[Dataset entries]
::::

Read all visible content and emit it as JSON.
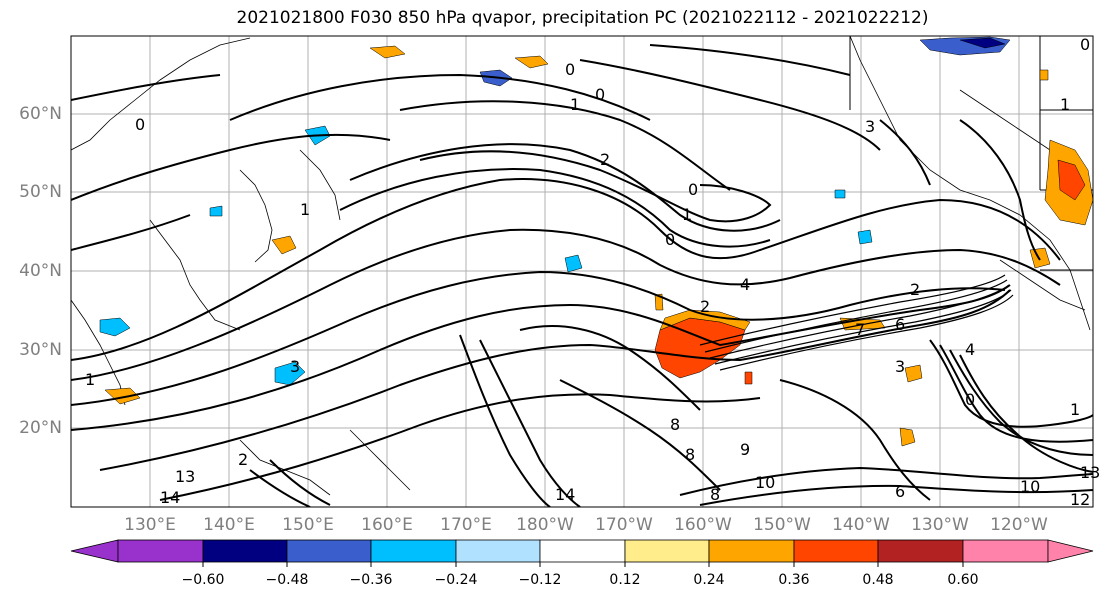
{
  "title": "2021021800 F030 850 hPa qvapor, precipitation PC (2021022112 - 2021022212)",
  "latitude_labels": [
    "60°N",
    "50°N",
    "40°N",
    "30°N",
    "20°N"
  ],
  "longitude_labels": [
    "130°E",
    "140°E",
    "150°E",
    "160°E",
    "170°E",
    "180°W",
    "170°W",
    "160°W",
    "150°W",
    "140°W",
    "130°W",
    "120°W"
  ],
  "colorbar": {
    "ticks": [
      "−0.60",
      "−0.48",
      "−0.36",
      "−0.24",
      "−0.12",
      "0.12",
      "0.24",
      "0.36",
      "0.48",
      "0.60"
    ],
    "colors": [
      "#9932cc",
      "#000080",
      "#3a5fcd",
      "#00bfff",
      "#b0e2ff",
      "#ffffff",
      "#ffec8b",
      "#ffa500",
      "#ff4500",
      "#b22222",
      "#ff82ab"
    ]
  },
  "contour_labels": [
    "0",
    "1",
    "2",
    "3",
    "4",
    "6",
    "7",
    "8",
    "9",
    "10",
    "12",
    "13",
    "14"
  ]
}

::::

DESCRIPTION OF THE TASK:
Write out the material above again, word for word, minus its pictures.

RESULT OF THE TASK:
Read all visible content and emit it as JSON.
{
  "title": "2021021800 F030 850 hPa qvapor, precipitation PC (2021022112 - 2021022212)",
  "latitude_labels": [
    "60°N",
    "50°N",
    "40°N",
    "30°N",
    "20°N"
  ],
  "longitude_labels": [
    "130°E",
    "140°E",
    "150°E",
    "160°E",
    "170°E",
    "180°W",
    "170°W",
    "160°W",
    "150°W",
    "140°W",
    "130°W",
    "120°W"
  ],
  "colorbar": {
    "ticks": [
      "−0.60",
      "−0.48",
      "−0.36",
      "−0.24",
      "−0.12",
      "0.12",
      "0.24",
      "0.36",
      "0.48",
      "0.60"
    ],
    "colors": [
      "#9932cc",
      "#000080",
      "#3a5fcd",
      "#00bfff",
      "#b0e2ff",
      "#ffffff",
      "#ffec8b",
      "#ffa500",
      "#ff4500",
      "#b22222",
      "#ff82ab"
    ]
  },
  "contour_labels": [
    "0",
    "1",
    "2",
    "3",
    "4",
    "6",
    "7",
    "8",
    "9",
    "10",
    "12",
    "13",
    "14"
  ]
}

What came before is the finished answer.